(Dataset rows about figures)
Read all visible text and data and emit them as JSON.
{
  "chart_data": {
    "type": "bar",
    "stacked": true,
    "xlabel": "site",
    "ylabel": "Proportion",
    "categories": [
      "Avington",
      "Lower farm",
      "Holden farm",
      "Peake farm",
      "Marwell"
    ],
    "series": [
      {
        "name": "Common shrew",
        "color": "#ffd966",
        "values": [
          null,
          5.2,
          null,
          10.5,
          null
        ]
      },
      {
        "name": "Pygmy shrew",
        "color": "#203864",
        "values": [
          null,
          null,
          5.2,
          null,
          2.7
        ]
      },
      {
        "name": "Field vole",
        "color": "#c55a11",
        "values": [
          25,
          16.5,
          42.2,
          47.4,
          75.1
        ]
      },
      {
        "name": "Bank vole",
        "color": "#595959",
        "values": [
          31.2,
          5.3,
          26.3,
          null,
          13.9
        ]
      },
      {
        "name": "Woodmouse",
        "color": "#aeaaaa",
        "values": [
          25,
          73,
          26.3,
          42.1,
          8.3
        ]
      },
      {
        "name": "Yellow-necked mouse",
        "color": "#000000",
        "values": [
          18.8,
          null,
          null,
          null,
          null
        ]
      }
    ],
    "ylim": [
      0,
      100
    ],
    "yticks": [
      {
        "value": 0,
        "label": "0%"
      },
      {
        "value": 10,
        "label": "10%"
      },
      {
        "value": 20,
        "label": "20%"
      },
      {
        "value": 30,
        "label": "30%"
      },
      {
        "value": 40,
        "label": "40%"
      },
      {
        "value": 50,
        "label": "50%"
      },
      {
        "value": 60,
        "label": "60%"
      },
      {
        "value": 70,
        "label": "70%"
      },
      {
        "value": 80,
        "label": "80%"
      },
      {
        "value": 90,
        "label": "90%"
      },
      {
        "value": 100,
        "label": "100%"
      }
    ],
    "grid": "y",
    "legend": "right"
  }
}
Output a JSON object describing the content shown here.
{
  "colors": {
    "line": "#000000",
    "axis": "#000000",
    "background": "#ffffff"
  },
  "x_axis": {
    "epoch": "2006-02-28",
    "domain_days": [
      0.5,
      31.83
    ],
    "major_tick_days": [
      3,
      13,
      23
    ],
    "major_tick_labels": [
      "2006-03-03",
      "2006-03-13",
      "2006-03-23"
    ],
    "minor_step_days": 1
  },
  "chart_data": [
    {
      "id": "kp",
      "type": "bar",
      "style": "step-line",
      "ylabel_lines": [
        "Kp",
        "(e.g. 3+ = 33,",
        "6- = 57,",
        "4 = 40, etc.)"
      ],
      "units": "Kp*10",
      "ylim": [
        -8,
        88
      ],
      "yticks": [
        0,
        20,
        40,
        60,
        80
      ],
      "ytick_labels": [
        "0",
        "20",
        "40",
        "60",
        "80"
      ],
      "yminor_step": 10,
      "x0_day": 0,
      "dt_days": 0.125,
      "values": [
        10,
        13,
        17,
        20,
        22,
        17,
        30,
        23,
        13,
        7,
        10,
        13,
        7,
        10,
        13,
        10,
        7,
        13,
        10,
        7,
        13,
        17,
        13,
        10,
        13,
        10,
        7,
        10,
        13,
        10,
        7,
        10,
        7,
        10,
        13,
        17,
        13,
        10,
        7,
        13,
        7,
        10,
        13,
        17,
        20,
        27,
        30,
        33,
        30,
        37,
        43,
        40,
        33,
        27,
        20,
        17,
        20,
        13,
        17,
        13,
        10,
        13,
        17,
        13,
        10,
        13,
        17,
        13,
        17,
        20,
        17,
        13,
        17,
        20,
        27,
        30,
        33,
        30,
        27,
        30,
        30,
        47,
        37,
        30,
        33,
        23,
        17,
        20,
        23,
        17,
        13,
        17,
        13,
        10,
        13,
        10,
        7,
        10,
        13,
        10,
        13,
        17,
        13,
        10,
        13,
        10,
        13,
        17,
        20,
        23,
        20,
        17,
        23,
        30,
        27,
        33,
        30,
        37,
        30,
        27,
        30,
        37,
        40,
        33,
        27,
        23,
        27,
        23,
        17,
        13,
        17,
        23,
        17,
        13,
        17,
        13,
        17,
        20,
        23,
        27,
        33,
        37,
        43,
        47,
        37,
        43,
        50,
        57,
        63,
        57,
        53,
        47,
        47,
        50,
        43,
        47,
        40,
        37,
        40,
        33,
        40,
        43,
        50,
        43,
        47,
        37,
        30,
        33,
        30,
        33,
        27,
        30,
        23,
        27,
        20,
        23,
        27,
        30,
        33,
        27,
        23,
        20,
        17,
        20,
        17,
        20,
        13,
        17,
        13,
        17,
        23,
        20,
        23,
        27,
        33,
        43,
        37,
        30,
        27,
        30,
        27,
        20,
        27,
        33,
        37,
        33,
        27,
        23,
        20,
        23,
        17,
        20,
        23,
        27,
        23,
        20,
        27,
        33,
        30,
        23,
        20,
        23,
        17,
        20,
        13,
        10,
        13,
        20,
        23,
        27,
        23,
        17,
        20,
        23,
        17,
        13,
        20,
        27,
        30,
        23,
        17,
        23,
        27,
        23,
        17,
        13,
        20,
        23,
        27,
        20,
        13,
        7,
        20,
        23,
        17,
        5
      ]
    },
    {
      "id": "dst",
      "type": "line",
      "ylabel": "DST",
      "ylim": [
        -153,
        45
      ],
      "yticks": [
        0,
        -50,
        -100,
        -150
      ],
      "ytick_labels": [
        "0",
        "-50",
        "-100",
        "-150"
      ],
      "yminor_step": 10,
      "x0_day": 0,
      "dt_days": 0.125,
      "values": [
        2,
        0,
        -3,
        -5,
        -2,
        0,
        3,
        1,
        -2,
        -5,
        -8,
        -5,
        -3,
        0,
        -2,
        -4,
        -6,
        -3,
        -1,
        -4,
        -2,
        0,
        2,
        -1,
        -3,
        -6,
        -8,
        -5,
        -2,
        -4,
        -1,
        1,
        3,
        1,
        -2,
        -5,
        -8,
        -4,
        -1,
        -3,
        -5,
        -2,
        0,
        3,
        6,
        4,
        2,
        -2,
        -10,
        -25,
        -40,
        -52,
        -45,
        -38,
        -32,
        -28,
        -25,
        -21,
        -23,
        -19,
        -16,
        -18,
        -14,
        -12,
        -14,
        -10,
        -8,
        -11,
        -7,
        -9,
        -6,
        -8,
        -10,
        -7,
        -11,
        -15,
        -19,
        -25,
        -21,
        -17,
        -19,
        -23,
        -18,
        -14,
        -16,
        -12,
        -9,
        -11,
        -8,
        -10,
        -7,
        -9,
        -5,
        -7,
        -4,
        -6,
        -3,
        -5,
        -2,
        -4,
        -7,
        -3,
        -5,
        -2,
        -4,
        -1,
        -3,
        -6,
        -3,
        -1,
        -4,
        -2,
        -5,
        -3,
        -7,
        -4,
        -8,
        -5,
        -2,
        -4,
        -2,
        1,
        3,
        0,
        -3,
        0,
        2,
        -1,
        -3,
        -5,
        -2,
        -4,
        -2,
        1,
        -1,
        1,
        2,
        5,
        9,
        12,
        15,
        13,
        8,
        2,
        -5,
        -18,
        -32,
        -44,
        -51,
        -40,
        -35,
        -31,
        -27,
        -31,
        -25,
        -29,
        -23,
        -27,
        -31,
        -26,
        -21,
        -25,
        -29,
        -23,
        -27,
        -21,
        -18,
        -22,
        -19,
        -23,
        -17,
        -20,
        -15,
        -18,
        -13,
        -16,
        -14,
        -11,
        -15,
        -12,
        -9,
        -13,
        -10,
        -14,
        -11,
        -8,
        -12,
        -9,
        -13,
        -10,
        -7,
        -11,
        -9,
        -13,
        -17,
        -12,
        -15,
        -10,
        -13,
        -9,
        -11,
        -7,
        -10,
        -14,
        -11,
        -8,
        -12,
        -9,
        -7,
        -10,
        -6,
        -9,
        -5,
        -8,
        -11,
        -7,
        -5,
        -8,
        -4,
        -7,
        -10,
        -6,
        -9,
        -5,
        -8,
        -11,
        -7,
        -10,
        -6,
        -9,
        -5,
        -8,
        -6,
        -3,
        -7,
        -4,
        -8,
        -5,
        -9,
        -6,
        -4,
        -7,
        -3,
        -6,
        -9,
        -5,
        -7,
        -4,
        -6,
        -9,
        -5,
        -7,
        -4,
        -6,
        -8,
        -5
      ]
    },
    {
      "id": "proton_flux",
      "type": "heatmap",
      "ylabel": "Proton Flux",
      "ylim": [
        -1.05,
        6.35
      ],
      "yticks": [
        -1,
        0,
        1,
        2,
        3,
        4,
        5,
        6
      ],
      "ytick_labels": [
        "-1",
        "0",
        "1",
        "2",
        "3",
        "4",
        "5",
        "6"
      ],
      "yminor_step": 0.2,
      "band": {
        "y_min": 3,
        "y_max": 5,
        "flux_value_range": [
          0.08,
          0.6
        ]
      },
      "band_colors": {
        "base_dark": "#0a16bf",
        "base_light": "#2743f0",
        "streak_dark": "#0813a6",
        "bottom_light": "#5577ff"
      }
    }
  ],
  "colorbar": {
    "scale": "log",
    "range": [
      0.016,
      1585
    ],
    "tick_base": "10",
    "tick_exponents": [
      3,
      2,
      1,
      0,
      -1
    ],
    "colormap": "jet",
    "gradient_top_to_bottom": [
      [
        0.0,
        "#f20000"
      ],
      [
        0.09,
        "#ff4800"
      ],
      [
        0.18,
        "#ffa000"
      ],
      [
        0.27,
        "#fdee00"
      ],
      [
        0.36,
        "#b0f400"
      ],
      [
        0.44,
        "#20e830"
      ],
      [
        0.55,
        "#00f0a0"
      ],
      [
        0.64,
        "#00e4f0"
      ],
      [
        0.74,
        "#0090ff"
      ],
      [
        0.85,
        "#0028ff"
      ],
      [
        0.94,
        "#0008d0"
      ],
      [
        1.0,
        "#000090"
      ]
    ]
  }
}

PROBLEM TO WORK ON: Find every line that holds "name" and copy it.

WORKED SOLUTION:
        "name": "Common shrew",
        "name": "Pygmy shrew",
        "name": "Field vole",
        "name": "Bank vole",
        "name": "Woodmouse",
        "name": "Yellow-necked mouse",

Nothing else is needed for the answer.